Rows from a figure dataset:
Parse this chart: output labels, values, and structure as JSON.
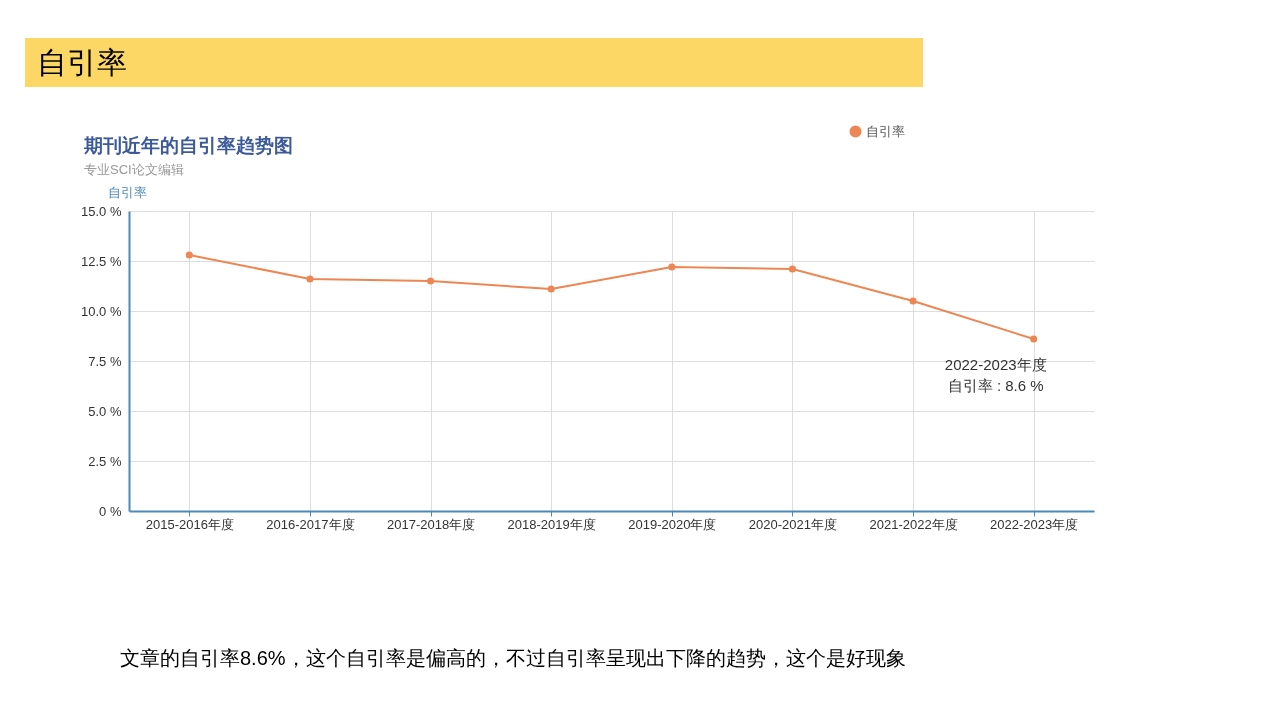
{
  "chart_data": {
    "type": "line",
    "title": "期刊近年的自引率趋势图",
    "subtitle": "专业SCI论文编辑",
    "ylabel": "自引率",
    "categories": [
      "2015-2016年度",
      "2016-2017年度",
      "2017-2018年度",
      "2018-2019年度",
      "2019-2020年度",
      "2020-2021年度",
      "2021-2022年度",
      "2022-2023年度"
    ],
    "series": [
      {
        "name": "自引率",
        "color": "#ee8654",
        "values": [
          12.8,
          11.6,
          11.5,
          11.1,
          12.2,
          12.1,
          10.5,
          8.6
        ]
      }
    ],
    "ylim": [
      0,
      15
    ],
    "yticks": [
      {
        "value": 0,
        "label": "0 %"
      },
      {
        "value": 2.5,
        "label": "2.5 %"
      },
      {
        "value": 5,
        "label": "5.0 %"
      },
      {
        "value": 7.5,
        "label": "7.5 %"
      },
      {
        "value": 10,
        "label": "10.0 %"
      },
      {
        "value": 12.5,
        "label": "12.5 %"
      },
      {
        "value": 15,
        "label": "15.0 %"
      }
    ],
    "grid": true,
    "legend": "top right",
    "marker": "circle",
    "line_style": "solid",
    "annotations": [
      "自引率",
      {
        "text": "2022-2023年度",
        "x": "2022-2023年度",
        "y": 8.6
      },
      {
        "text": "自引率 : 8.6 %",
        "x": "2022-2023年度",
        "y": 8.6
      },
      "文章的自引率8.6%，这个自引率是偏高的，不过自引率呈现出下降的趋势，这个是好现象"
    ]
  }
}
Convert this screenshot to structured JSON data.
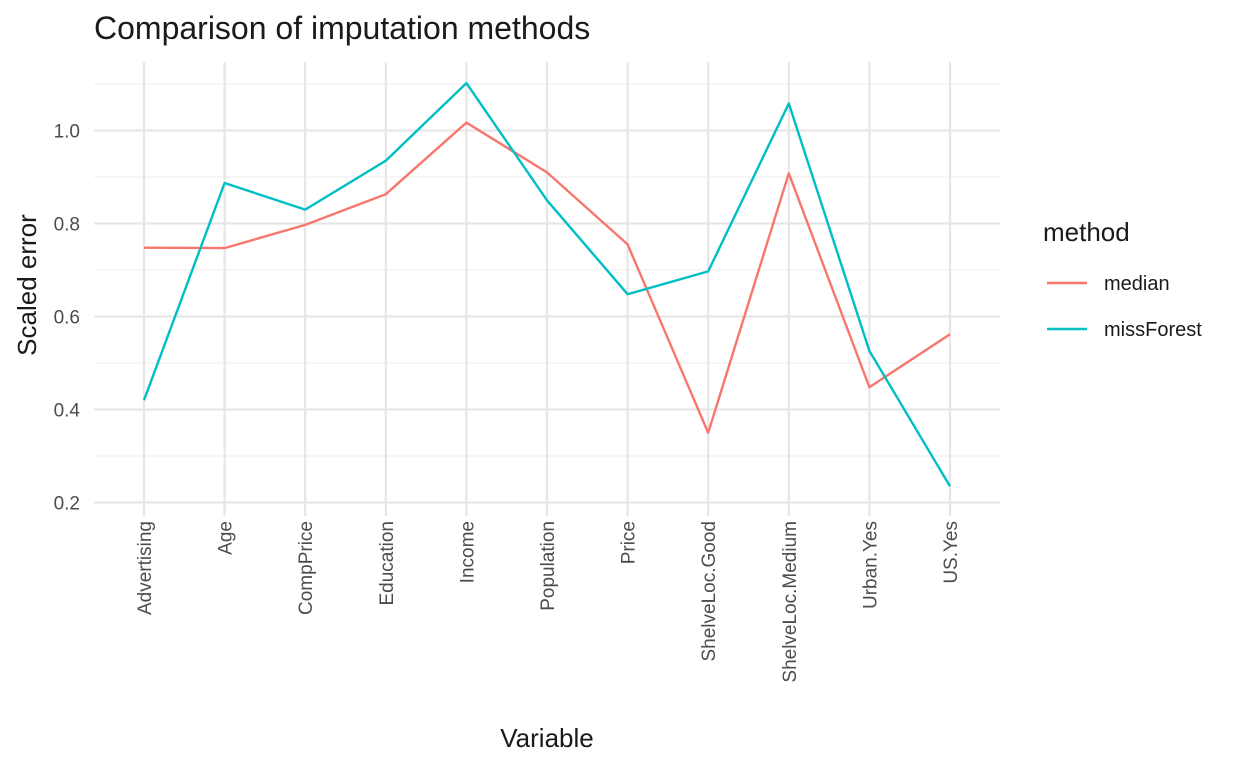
{
  "chart_data": {
    "type": "line",
    "title": "Comparison of imputation methods",
    "xlabel": "Variable",
    "ylabel": "Scaled error",
    "categories": [
      "Advertising",
      "Age",
      "CompPrice",
      "Education",
      "Income",
      "Population",
      "Price",
      "ShelveLoc.Good",
      "ShelveLoc.Medium",
      "Urban.Yes",
      "US.Yes"
    ],
    "y_ticks": [
      "0.2",
      "0.4",
      "0.6",
      "0.8",
      "1.0"
    ],
    "ylim": [
      0.19,
      1.13
    ],
    "grid": true,
    "legend_title": "method",
    "legend_position": "right",
    "series": [
      {
        "name": "median",
        "color": "#F8766D",
        "values": [
          0.748,
          0.747,
          0.797,
          0.863,
          1.017,
          0.91,
          0.755,
          0.35,
          0.908,
          0.448,
          0.562
        ]
      },
      {
        "name": "missForest",
        "color": "#00BFC4",
        "values": [
          0.42,
          0.887,
          0.83,
          0.935,
          1.102,
          0.85,
          0.648,
          0.697,
          1.058,
          0.526,
          0.235
        ]
      }
    ]
  }
}
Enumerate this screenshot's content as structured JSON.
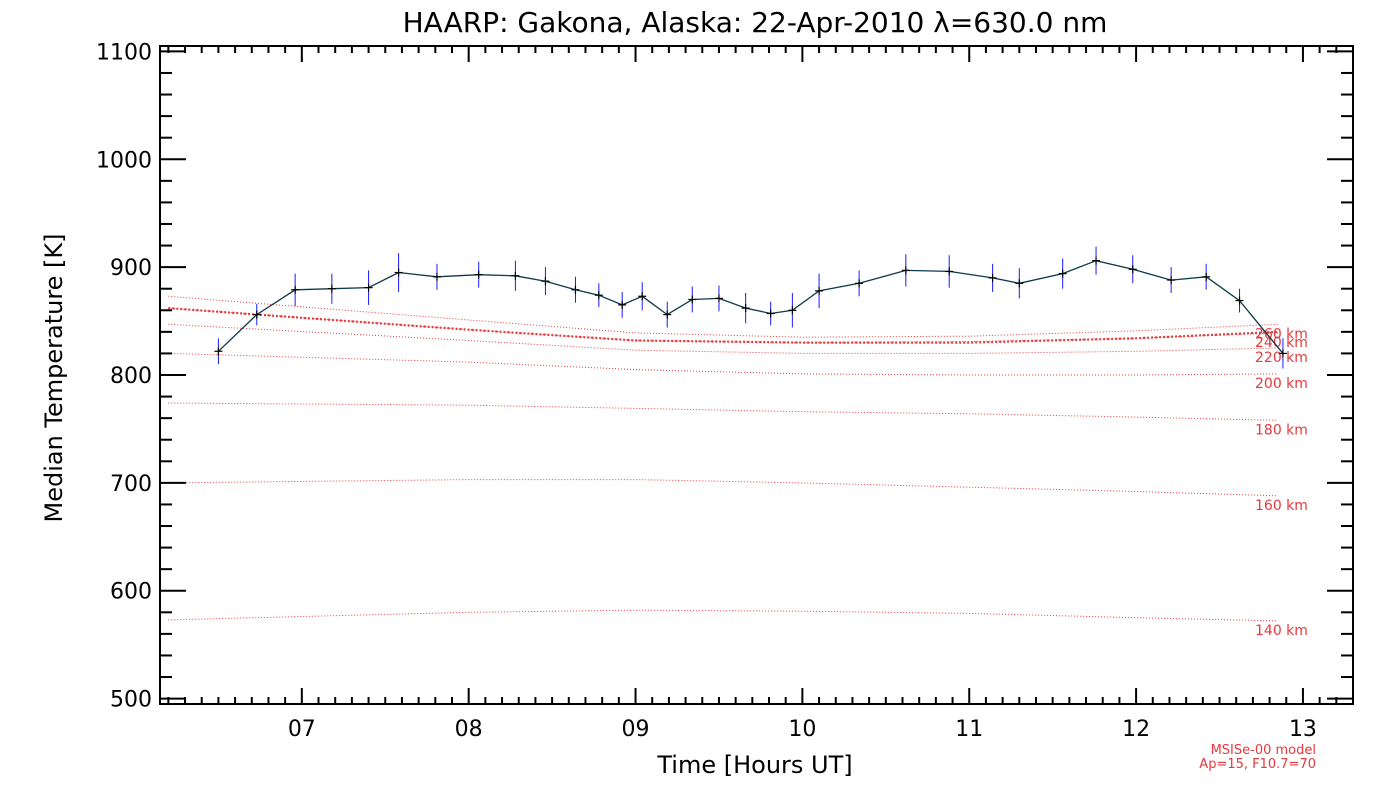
{
  "chart_data": {
    "type": "line",
    "title": "HAARP: Gakona,  Alaska: 22-Apr-2010 λ=630.0 nm",
    "xlabel": "Time [Hours UT]",
    "ylabel": "Median Temperature [K]",
    "xlim": [
      6.15,
      13.3
    ],
    "ylim": [
      495,
      1105
    ],
    "x_ticks": [
      7,
      8,
      9,
      10,
      11,
      12,
      13
    ],
    "x_tick_labels": [
      "07",
      "08",
      "09",
      "10",
      "11",
      "12",
      "13"
    ],
    "y_ticks": [
      500,
      600,
      700,
      800,
      900,
      1000,
      1100
    ],
    "y_tick_labels": [
      "500",
      "600",
      "700",
      "800",
      "900",
      "1000",
      "1100"
    ],
    "measured": {
      "line_color": "#0b3a4a",
      "errorbar_color": "#1a1aff",
      "marker": "plus",
      "x": [
        6.5,
        6.73,
        6.96,
        7.18,
        7.4,
        7.58,
        7.81,
        8.06,
        8.28,
        8.46,
        8.64,
        8.78,
        8.92,
        9.04,
        9.19,
        9.34,
        9.5,
        9.66,
        9.81,
        9.94,
        10.1,
        10.34,
        10.62,
        10.88,
        11.14,
        11.3,
        11.56,
        11.76,
        11.98,
        12.21,
        12.42,
        12.62,
        12.88
      ],
      "y": [
        822,
        856,
        879,
        880,
        881,
        895,
        891,
        893,
        892,
        887,
        879,
        874,
        865,
        873,
        856,
        870,
        871,
        862,
        857,
        860,
        878,
        885,
        897,
        896,
        890,
        885,
        894,
        906,
        898,
        888,
        891,
        869,
        820
      ],
      "err": [
        12,
        10,
        15,
        14,
        16,
        18,
        12,
        12,
        14,
        13,
        12,
        11,
        12,
        13,
        12,
        12,
        12,
        14,
        11,
        16,
        16,
        12,
        15,
        15,
        13,
        14,
        14,
        13,
        13,
        12,
        12,
        11,
        14
      ]
    },
    "model_series": [
      {
        "name": "140 km",
        "color": "#e8393c",
        "x": [
          6.2,
          8.0,
          9.0,
          10.0,
          11.0,
          12.0,
          12.85
        ],
        "y": [
          573,
          580,
          582,
          581,
          579,
          575,
          572
        ]
      },
      {
        "name": "160 km",
        "color": "#e8393c",
        "x": [
          6.2,
          8.0,
          9.0,
          10.0,
          11.0,
          12.0,
          12.85
        ],
        "y": [
          700,
          703,
          703,
          700,
          696,
          692,
          688
        ]
      },
      {
        "name": "180 km",
        "color": "#e8393c",
        "x": [
          6.2,
          8.0,
          9.0,
          10.0,
          11.0,
          12.0,
          12.85
        ],
        "y": [
          774,
          772,
          769,
          766,
          764,
          761,
          758
        ]
      },
      {
        "name": "200 km",
        "color": "#e8393c",
        "x": [
          6.2,
          8.0,
          9.0,
          10.0,
          11.0,
          12.0,
          12.85
        ],
        "y": [
          820,
          812,
          805,
          801,
          800,
          800,
          801
        ]
      },
      {
        "name": "220 km",
        "color": "#e8393c",
        "x": [
          6.2,
          8.0,
          9.0,
          10.0,
          11.0,
          12.0,
          12.85
        ],
        "y": [
          847,
          832,
          823,
          820,
          820,
          822,
          825
        ]
      },
      {
        "name": "240 km",
        "color": "#e8393c",
        "x": [
          6.2,
          8.0,
          9.0,
          10.0,
          11.0,
          12.0,
          12.85
        ],
        "y": [
          862,
          842,
          832,
          830,
          831,
          834,
          839
        ]
      },
      {
        "name": "260 km",
        "color": "#e8393c",
        "x": [
          6.2,
          8.0,
          9.0,
          10.0,
          11.0,
          12.0,
          12.85
        ],
        "y": [
          873,
          851,
          839,
          835,
          836,
          841,
          847
        ]
      }
    ],
    "highlight_series": {
      "name": "",
      "color": "#e8393c",
      "x": [
        6.2,
        7.0,
        8.0,
        9.0,
        10.0,
        11.0,
        12.0,
        12.85
      ],
      "y": [
        862,
        853,
        842,
        832,
        830,
        830,
        834,
        840
      ]
    },
    "annotations": [
      "MSISe-00 model",
      "Ap=15, F10.7=70"
    ]
  }
}
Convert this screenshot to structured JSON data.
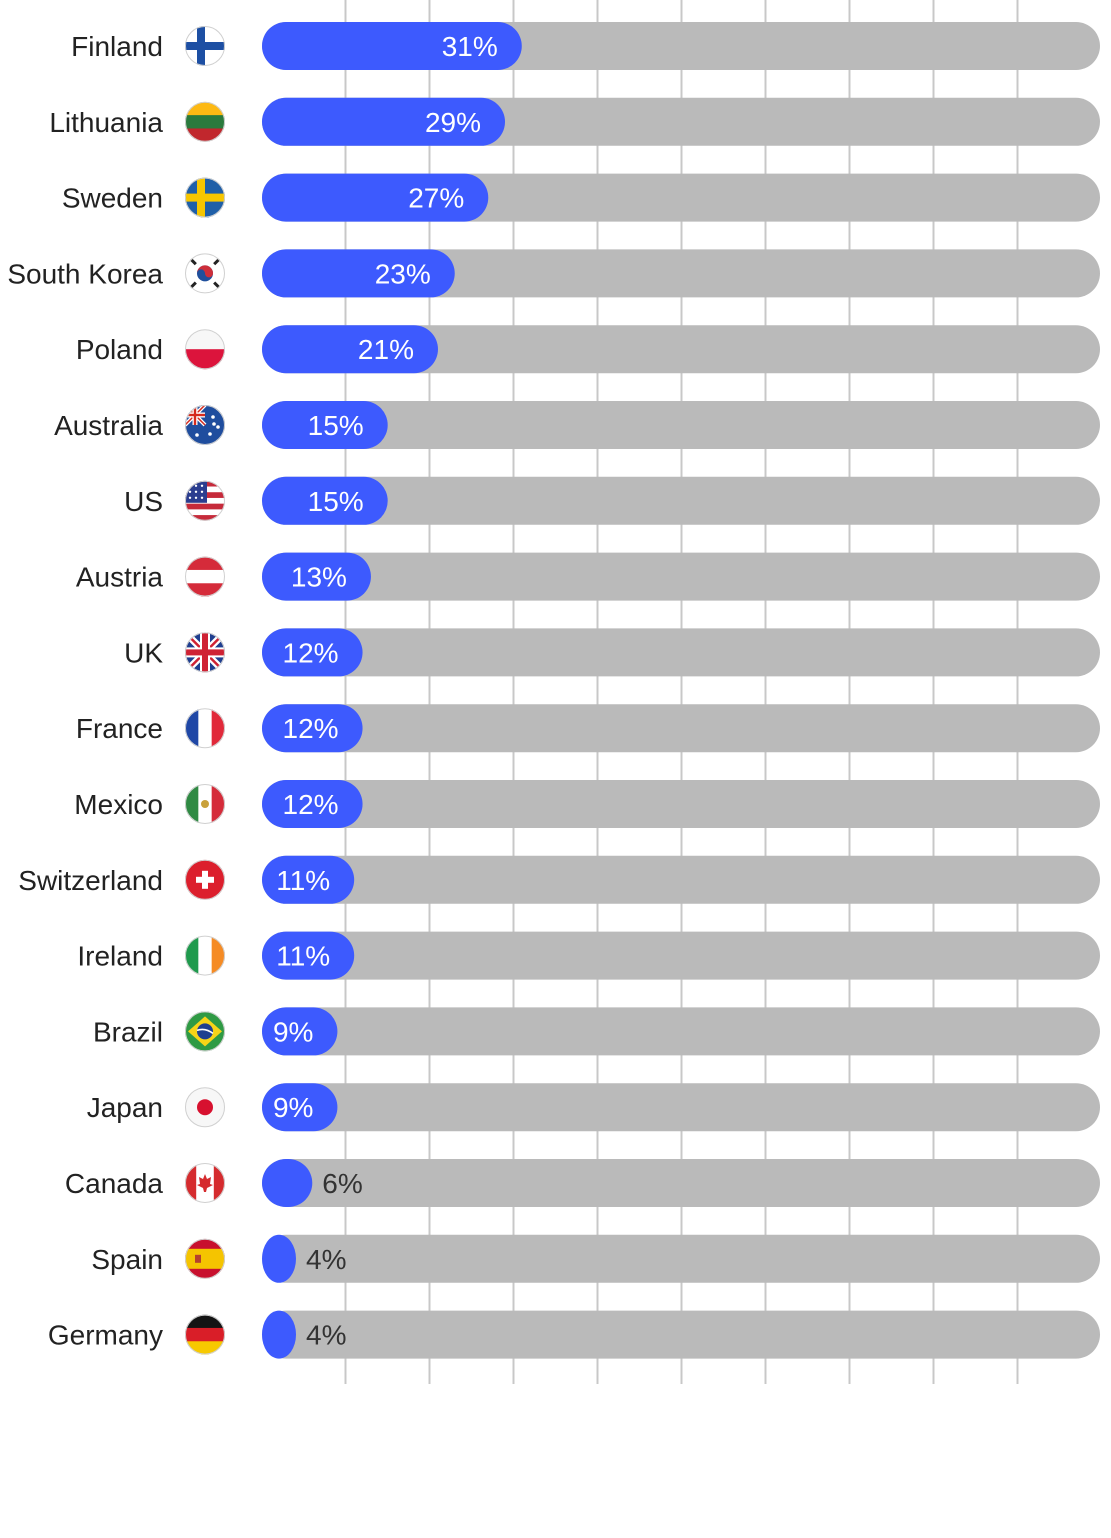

• **Your instructions**
Only lines with the word "right" are wanted, so copy each one from the records.

• **The output**
    "legend": "top right",
    "legend_position": "right",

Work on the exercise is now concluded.